Count every line that includes the string "Extend" in the entries that follow. Nothing besides the number is needed.

::: Stored rows

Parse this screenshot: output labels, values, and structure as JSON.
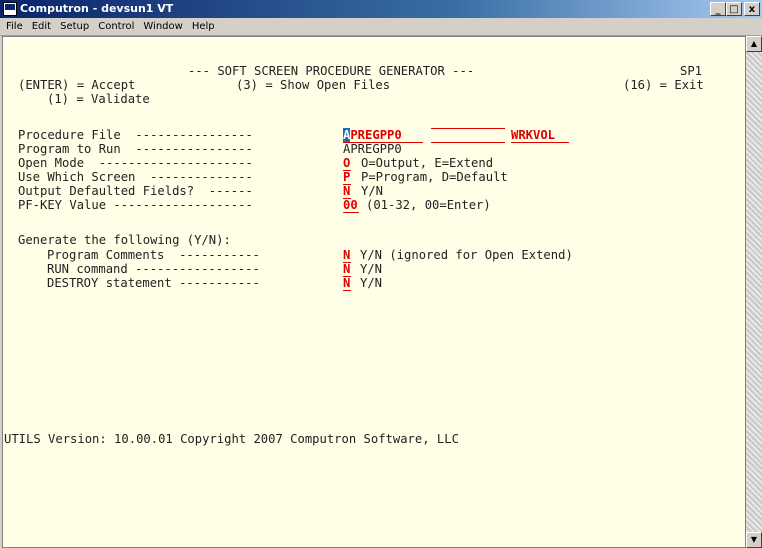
{
  "window": {
    "title": "Computron - devsun1 VT",
    "minimize": "_",
    "maximize": "□",
    "close": "x"
  },
  "menu": [
    "File",
    "Edit",
    "Setup",
    "Control",
    "Window",
    "Help"
  ],
  "screen": {
    "header": "--- SOFT SCREEN PROCEDURE GENERATOR ---",
    "screen_id": "SP1",
    "key_enter": "(ENTER) = Accept",
    "key_3": "(3) = Show Open Files",
    "key_16": "(16) = Exit",
    "key_1": "(1) = Validate",
    "procedure_file_label": "Procedure File  ----------------",
    "procedure_file_first_char": "A",
    "procedure_file_rest": "PREGPP0",
    "procedure_file_library": "",
    "procedure_file_volume": "WRKVOL",
    "program_to_run_label": "Program to Run  ----------------",
    "program_to_run": "APREGPP0",
    "program_library": "",
    "program_volume": "",
    "open_mode_label": "Open Mode  ---------------------",
    "open_mode": "O",
    "open_mode_hint": "O=Output, E=Extend",
    "which_screen_label": "Use Which Screen  --------------",
    "which_screen": "P",
    "which_screen_hint": "P=Program, D=Default",
    "output_defaulted_label": "Output Defaulted Fields?  ------",
    "output_defaulted": "N",
    "output_defaulted_hint": "Y/N",
    "pfkey_label": "PF-KEY Value -------------------",
    "pfkey": "00",
    "pfkey_hint": "(01-32, 00=Enter)",
    "generate_heading": "Generate the following (Y/N):",
    "program_comments_label": "Program Comments  -----------",
    "program_comments": "N",
    "program_comments_hint": "Y/N (ignored for Open Extend)",
    "run_command_label": "RUN command -----------------",
    "run_command": "N",
    "run_command_hint": "Y/N",
    "destroy_label": "DESTROY statement -----------",
    "destroy": "N",
    "destroy_hint": "Y/N",
    "footer": "UTILS Version: 10.00.01 Copyright 2007 Computron Software, LLC"
  }
}
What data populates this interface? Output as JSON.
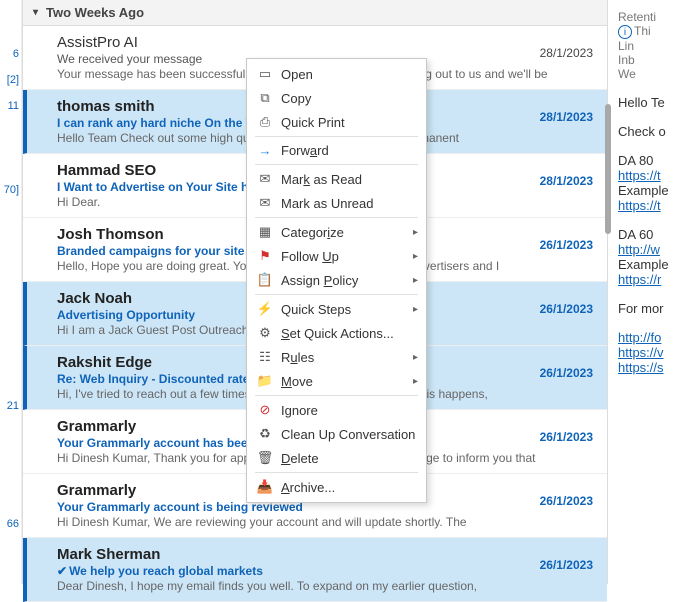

::::::

# [Answer to this problem]
2